§ **Requirement**
Look through the material below. Copy every line with the string "даже" in it.

─── Entries supplied ───

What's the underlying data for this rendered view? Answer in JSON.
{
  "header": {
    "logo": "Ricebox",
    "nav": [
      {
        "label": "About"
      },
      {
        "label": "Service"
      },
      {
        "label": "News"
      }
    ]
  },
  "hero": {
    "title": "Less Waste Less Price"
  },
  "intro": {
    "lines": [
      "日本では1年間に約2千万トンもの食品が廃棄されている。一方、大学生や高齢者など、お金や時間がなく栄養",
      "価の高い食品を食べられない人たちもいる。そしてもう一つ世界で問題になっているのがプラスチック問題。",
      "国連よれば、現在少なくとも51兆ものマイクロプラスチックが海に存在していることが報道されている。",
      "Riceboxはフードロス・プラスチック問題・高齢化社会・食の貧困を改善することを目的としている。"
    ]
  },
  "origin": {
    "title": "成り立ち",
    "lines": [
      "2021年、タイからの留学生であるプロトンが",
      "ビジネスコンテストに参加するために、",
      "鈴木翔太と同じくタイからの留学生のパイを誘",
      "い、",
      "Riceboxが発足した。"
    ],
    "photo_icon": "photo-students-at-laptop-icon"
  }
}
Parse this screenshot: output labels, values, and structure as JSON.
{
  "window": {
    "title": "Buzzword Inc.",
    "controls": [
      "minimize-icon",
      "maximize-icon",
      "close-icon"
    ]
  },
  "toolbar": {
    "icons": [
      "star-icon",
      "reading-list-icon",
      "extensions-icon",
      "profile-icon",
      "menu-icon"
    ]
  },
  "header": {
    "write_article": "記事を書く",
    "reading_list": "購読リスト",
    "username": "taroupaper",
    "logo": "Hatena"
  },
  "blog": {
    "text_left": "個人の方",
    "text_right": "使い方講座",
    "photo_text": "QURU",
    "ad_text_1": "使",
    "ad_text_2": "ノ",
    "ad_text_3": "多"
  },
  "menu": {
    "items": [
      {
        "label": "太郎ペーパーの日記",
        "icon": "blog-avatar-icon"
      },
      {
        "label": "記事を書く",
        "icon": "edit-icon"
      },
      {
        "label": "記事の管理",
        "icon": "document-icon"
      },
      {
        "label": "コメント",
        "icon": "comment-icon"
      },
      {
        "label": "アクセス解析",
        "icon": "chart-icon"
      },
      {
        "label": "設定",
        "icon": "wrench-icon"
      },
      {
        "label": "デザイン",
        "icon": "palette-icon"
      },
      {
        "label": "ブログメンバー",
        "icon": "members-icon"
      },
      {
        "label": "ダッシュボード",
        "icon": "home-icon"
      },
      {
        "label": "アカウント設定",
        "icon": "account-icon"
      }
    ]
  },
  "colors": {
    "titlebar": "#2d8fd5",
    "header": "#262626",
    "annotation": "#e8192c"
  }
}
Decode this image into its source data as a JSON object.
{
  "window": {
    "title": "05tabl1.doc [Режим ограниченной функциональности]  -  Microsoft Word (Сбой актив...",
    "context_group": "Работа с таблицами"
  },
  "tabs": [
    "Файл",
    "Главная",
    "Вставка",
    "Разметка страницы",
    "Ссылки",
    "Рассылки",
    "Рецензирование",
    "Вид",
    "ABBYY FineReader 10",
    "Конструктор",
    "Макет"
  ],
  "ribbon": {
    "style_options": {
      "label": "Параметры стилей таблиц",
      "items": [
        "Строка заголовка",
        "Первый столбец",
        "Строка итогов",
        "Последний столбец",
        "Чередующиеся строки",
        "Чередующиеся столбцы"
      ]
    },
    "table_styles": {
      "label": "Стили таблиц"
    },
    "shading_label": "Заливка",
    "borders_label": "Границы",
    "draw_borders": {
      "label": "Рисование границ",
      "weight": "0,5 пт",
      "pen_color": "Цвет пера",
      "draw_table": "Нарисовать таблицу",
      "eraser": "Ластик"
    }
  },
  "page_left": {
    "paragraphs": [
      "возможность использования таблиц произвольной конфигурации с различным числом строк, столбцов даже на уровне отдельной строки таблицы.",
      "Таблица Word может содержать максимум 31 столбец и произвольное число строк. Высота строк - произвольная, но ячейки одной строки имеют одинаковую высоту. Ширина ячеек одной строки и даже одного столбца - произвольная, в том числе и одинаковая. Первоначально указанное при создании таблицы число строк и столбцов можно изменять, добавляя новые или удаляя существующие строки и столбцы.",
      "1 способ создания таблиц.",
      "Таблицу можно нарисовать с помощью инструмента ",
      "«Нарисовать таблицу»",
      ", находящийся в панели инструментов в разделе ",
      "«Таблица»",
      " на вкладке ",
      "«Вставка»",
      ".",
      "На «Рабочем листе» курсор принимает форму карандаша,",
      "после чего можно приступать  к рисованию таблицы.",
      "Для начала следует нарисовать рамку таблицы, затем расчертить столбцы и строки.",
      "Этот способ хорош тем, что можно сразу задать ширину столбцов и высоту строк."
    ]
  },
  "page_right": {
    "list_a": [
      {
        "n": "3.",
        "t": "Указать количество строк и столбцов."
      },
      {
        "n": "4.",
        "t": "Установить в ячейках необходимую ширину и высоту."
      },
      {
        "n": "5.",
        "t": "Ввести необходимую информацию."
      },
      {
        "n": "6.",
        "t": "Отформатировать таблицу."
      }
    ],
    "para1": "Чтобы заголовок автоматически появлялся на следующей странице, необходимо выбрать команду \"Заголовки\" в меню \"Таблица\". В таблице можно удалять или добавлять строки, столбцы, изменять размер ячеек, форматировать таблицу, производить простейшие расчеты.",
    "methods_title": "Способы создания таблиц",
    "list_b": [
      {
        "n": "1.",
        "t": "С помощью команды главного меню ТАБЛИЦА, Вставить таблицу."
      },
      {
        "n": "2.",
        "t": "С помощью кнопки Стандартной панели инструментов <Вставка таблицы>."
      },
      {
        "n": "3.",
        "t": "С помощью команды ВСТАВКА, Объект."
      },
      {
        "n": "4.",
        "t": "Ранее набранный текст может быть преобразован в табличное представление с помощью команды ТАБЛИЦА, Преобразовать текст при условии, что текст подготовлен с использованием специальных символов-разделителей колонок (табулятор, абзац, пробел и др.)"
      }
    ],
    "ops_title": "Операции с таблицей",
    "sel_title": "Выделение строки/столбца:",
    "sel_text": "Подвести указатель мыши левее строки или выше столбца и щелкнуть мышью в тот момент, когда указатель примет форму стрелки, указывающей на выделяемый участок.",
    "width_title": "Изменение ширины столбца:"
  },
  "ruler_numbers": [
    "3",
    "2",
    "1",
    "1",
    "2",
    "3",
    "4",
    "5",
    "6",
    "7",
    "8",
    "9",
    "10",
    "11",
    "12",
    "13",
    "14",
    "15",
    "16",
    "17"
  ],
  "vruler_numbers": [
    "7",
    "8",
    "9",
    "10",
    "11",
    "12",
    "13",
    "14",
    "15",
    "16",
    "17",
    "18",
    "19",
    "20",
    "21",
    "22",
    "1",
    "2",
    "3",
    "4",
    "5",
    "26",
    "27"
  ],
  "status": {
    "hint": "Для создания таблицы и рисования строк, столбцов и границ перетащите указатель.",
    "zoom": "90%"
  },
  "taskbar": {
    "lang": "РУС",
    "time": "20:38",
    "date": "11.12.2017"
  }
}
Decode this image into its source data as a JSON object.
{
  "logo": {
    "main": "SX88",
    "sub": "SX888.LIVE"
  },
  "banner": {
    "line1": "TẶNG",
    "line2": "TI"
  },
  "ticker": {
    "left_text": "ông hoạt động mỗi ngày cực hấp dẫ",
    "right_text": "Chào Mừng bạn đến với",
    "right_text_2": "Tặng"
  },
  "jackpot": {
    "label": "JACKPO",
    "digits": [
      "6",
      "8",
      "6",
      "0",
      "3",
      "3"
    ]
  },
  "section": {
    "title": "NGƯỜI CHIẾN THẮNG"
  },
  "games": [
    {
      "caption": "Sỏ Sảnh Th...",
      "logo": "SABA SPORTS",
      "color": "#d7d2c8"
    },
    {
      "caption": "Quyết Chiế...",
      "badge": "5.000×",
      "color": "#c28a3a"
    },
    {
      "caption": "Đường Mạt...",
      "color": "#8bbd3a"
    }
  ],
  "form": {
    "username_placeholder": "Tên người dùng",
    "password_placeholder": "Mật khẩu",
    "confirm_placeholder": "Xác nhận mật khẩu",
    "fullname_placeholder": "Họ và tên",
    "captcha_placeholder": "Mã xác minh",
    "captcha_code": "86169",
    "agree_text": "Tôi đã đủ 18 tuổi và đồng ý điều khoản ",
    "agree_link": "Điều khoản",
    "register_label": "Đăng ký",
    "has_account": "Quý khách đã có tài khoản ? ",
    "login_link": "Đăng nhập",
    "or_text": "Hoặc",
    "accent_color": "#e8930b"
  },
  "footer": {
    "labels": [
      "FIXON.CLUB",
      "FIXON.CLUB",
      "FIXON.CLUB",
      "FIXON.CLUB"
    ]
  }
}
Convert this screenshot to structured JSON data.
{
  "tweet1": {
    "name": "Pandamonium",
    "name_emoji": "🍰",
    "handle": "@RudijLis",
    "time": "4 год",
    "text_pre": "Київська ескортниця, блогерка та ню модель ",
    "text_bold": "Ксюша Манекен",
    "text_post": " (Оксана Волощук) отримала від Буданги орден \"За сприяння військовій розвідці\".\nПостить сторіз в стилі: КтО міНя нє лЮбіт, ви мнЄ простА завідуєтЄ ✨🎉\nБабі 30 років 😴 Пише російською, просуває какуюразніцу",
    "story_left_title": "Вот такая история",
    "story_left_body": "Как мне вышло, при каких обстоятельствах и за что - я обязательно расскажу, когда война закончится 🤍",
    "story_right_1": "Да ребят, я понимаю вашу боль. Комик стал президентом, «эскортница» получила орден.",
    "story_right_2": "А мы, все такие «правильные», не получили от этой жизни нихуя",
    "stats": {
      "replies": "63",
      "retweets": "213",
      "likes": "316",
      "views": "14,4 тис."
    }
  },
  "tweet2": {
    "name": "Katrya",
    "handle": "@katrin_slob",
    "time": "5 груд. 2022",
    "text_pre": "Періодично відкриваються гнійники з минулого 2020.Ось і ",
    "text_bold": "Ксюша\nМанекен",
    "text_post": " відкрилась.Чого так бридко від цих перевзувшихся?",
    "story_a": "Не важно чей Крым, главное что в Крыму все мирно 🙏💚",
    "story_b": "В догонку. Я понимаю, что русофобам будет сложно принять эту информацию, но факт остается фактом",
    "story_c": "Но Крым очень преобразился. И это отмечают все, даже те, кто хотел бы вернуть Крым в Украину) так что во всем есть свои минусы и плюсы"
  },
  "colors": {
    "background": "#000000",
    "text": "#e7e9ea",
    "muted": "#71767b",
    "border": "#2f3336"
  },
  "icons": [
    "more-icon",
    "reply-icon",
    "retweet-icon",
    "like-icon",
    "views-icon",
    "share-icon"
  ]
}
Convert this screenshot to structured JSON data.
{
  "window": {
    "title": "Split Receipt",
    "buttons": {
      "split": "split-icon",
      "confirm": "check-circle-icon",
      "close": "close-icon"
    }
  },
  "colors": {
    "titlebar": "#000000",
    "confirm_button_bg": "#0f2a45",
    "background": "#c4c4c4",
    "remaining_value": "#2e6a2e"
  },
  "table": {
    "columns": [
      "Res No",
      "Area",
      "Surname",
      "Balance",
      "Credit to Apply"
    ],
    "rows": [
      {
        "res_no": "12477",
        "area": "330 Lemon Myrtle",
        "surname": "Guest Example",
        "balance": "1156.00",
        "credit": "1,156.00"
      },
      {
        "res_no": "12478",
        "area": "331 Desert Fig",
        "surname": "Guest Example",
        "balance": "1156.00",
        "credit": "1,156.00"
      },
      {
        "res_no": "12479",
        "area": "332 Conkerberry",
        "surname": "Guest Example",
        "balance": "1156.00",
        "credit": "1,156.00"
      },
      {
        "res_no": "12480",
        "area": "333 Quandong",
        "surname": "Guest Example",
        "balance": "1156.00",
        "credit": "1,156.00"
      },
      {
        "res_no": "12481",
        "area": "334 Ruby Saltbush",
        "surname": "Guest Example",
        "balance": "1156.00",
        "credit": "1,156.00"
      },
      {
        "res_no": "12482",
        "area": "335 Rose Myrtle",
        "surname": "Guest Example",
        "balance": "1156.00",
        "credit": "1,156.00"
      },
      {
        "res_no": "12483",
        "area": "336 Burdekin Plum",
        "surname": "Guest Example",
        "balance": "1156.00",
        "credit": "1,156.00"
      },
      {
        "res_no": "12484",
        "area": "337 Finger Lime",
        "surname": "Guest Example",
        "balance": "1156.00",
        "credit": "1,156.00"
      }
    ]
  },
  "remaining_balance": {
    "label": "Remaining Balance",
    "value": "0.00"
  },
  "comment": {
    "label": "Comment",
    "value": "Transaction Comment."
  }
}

───

§ **The response**
      "возможность использования таблиц произвольной конфигурации с различным числом строк, столбцов даже на уровне отдельной строки таблицы.",
      "Таблица Word может содержать максимум 31 столбец и произвольное число строк. Высота строк - произвольная, но ячейки одной строки имеют одинаковую высоту. Ширина ячеек одной строки и даже одного столбца - произвольная, в том числе и одинаковая. Первоначально указанное при создании таблицы число строк и столбцов можно изменять, добавляя новые или удаляя существующие строки и столбцы.",
    "story_c": "Но Крым очень преобразился. И это отмечают все, даже те, кто хотел бы вернуть Крым в Украину) так что во всем есть свои минусы и плюсы"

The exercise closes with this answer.